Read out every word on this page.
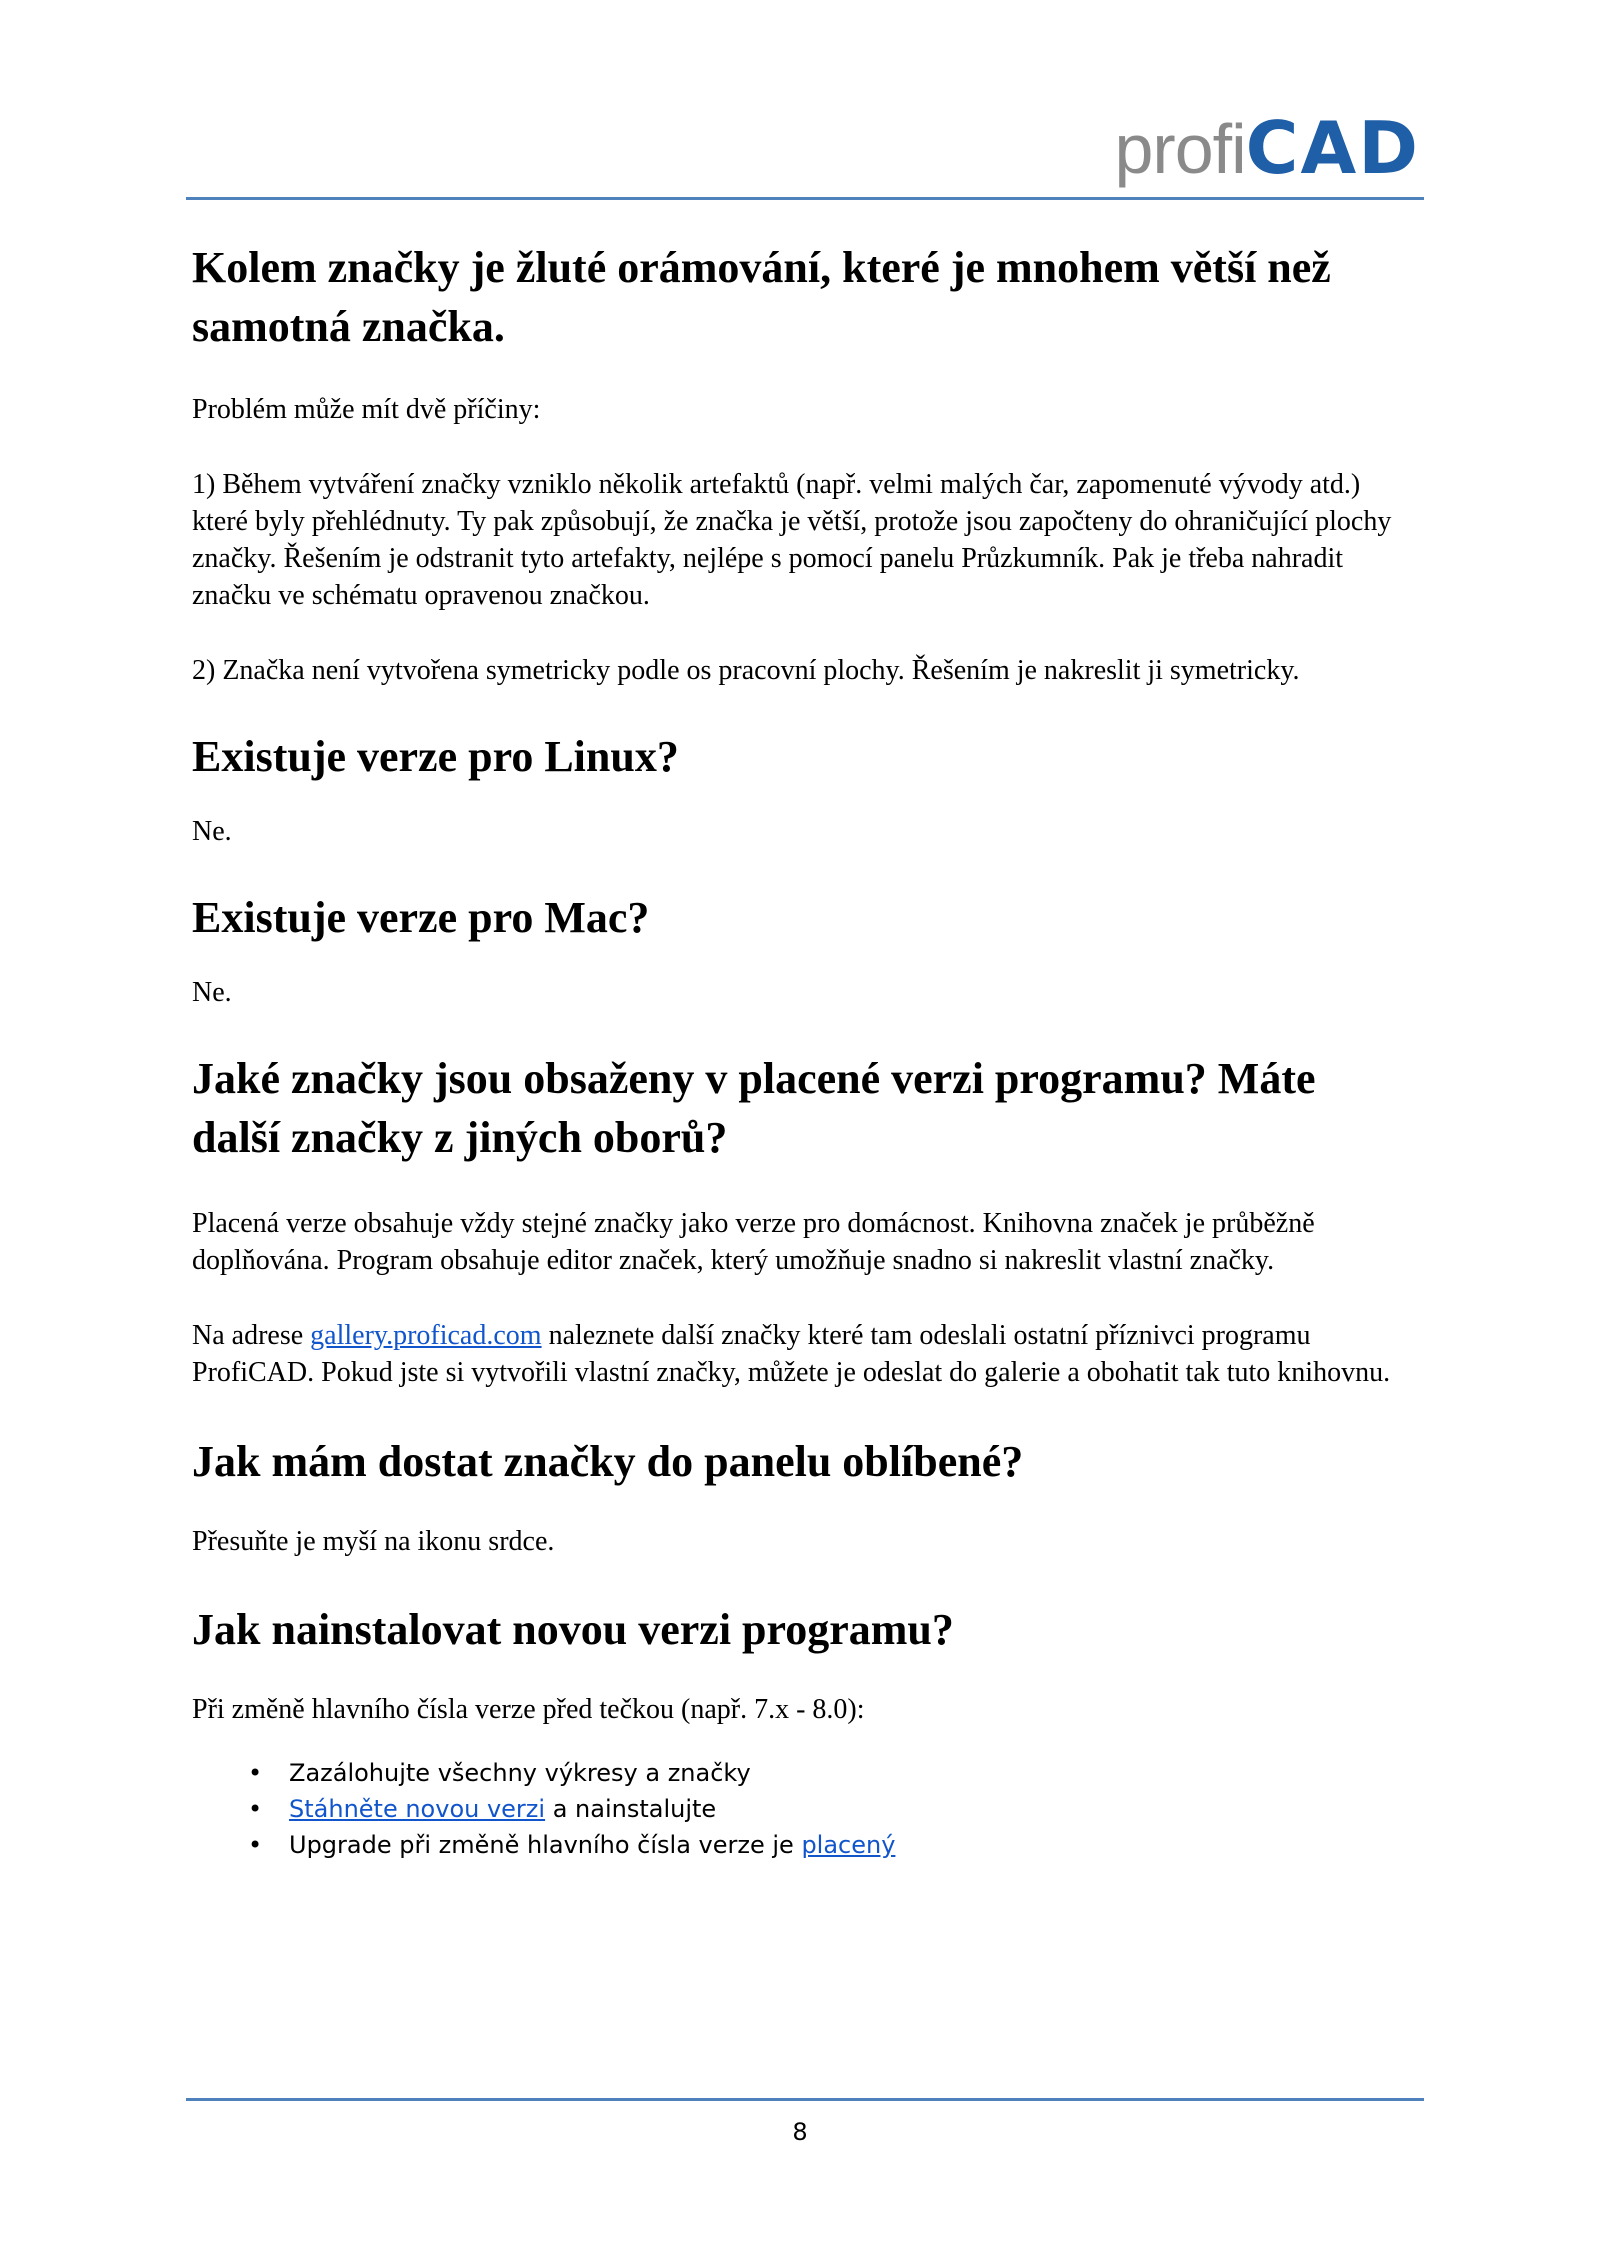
profi CAD
Kolem značky je žluté orámování, které je mnohem větší než samotná značka.

Problém může mít dvě příčiny:

1) Během vytváření značky vzniklo několik artefaktů (např. velmi malých čar, zapomenuté vývody atd.) které byly přehlédnuty. Ty pak způsobují, že značka je větší, protože jsou započteny do ohraničující plochy značky. Řešením je odstranit tyto artefakty, nejlépe s pomocí panelu Průzkumník. Pak je třeba nahradit značku ve schématu opravenou značkou.

2) Značka není vytvořena symetricky podle os pracovní plochy. Řešením je nakreslit ji symetricky.

Existuje verze pro Linux?

Ne.

Existuje verze pro Mac?

Ne.

Jaké značky jsou obsaženy v placené verzi programu? Máte další značky z jiných oborů?

Placená verze obsahuje vždy stejné značky jako verze pro domácnost. Knihovna značek je průběžně doplňována. Program obsahuje editor značek, který umožňuje snadno si nakreslit vlastní značky.

Na adrese gallery.proficad.com naleznete další značky které tam odeslali ostatní příznivci programu ProfiCAD. Pokud jste si vytvořili vlastní značky, můžete je odeslat do galerie a obohatit tak tuto knihovnu.

Jak mám dostat značky do panelu oblíbené?

Přesuňte je myší na ikonu srdce.

Jak nainstalovat novou verzi programu?

Při změně hlavního čísla verze před tečkou (např. 7.x - 8.0):

• Zazálohujte všechny výkresy a značky
• Stáhněte novou verzi a nainstalujte
• Upgrade při změně hlavního čísla verze je placený
8
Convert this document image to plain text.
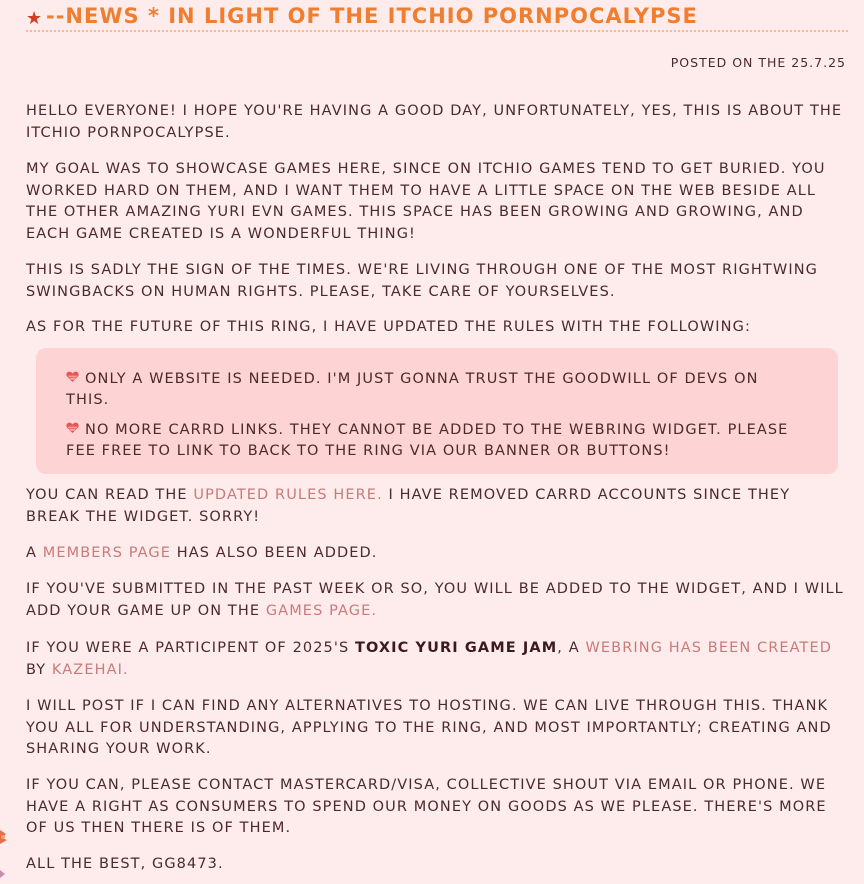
★ --NEWS * IN LIGHT OF THE ITCHIO PORNPOCALYPSE
POSTED ON THE 25.7.25

HELLO EVERYONE! I HOPE YOU'RE HAVING A GOOD DAY, UNFORTUNATELY, YES, THIS IS ABOUT THE ITCHIO PORNPOCALYPSE.

MY GOAL WAS TO SHOWCASE GAMES HERE, SINCE ON ITCHIO GAMES TEND TO GET BURIED. YOU WORKED HARD ON THEM, AND I WANT THEM TO HAVE A LITTLE SPACE ON THE WEB BESIDE ALL THE OTHER AMAZING YURI EVN GAMES. THIS SPACE HAS BEEN GROWING AND GROWING, AND EACH GAME CREATED IS A WONDERFUL THING!

THIS IS SADLY THE SIGN OF THE TIMES. WE'RE LIVING THROUGH ONE OF THE MOST RIGHTWING SWINGBACKS ON HUMAN RIGHTS. PLEASE, TAKE CARE OF YOURSELVES.

AS FOR THE FUTURE OF THIS RING, I HAVE UPDATED THE RULES WITH THE FOLLOWING:

ONLY A WEBSITE IS NEEDED. I'M JUST GONNA TRUST THE GOODWILL OF DEVS ON THIS.
NO MORE CARRD LINKS. THEY CANNOT BE ADDED TO THE WEBRING WIDGET. PLEASE FEE FREE TO LINK TO BACK TO THE RING VIA OUR BANNER OR BUTTONS!

YOU CAN READ THE UPDATED RULES HERE. I HAVE REMOVED CARRD ACCOUNTS SINCE THEY BREAK THE WIDGET. SORRY!

A MEMBERS PAGE HAS ALSO BEEN ADDED.

IF YOU'VE SUBMITTED IN THE PAST WEEK OR SO, YOU WILL BE ADDED TO THE WIDGET, AND I WILL ADD YOUR GAME UP ON THE GAMES PAGE.

IF YOU WERE A PARTICIPENT OF 2025'S TOXIC YURI GAME JAM, A WEBRING HAS BEEN CREATED BY KAZEHAI.

I WILL POST IF I CAN FIND ANY ALTERNATIVES TO HOSTING. WE CAN LIVE THROUGH THIS. THANK YOU ALL FOR UNDERSTANDING, APPLYING TO THE RING, AND MOST IMPORTANTLY; CREATING AND SHARING YOUR WORK.

IF YOU CAN, PLEASE CONTACT MASTERCARD/VISA, COLLECTIVE SHOUT VIA EMAIL OR PHONE. WE HAVE A RIGHT AS CONSUMERS TO SPEND OUR MONEY ON GOODS AS WE PLEASE. THERE'S MORE OF US THEN THERE IS OF THEM.

ALL THE BEST, GG8473.
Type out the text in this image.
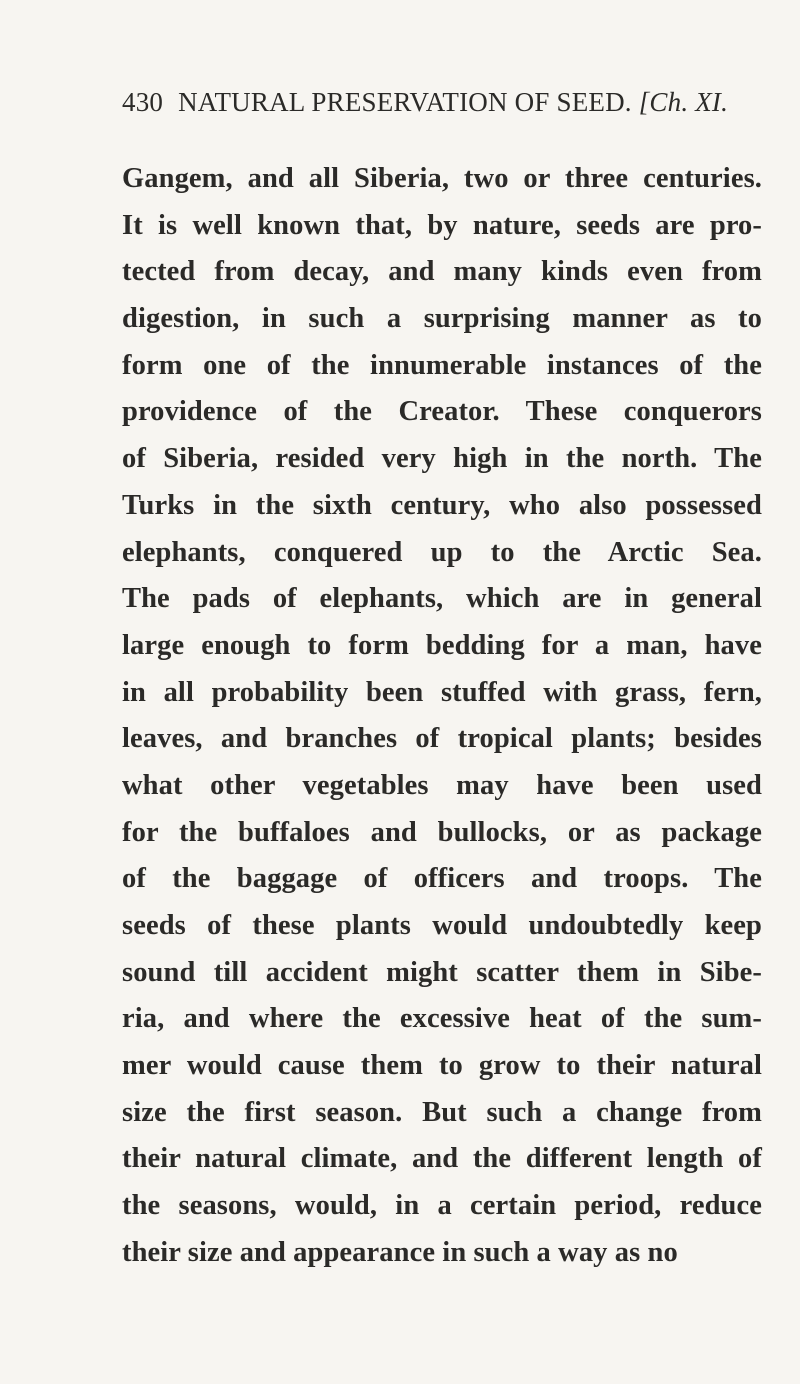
430 NATURAL PRESERVATION OF SEED. [Ch. XI.
Gangem, and all Siberia, two or three centuries.
It is well known that, by nature, seeds are pro-
tected from decay, and many kinds even from
digestion, in such a surprising manner as to
form one of the innumerable instances of the
providence of the Creator. These conquerors
of Siberia, resided very high in the north. The
Turks in the sixth century, who also possessed
elephants, conquered up to the Arctic Sea.
The pads of elephants, which are in general
large enough to form bedding for a man, have
in all probability been stuffed with grass, fern,
leaves, and branches of tropical plants; besides
what other vegetables may have been used
for the buffaloes and bullocks, or as package
of the baggage of officers and troops. The
seeds of these plants would undoubtedly keep
sound till accident might scatter them in Sibe-
ria, and where the excessive heat of the sum-
mer would cause them to grow to their natural
size the first season. But such a change from
their natural climate, and the different length of
the seasons, would, in a certain period, reduce
their size and appearance in such a way as no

::::::

Tally up the lines in the records containing the word "CARRD", then give the count and nothing else.

Task response: 2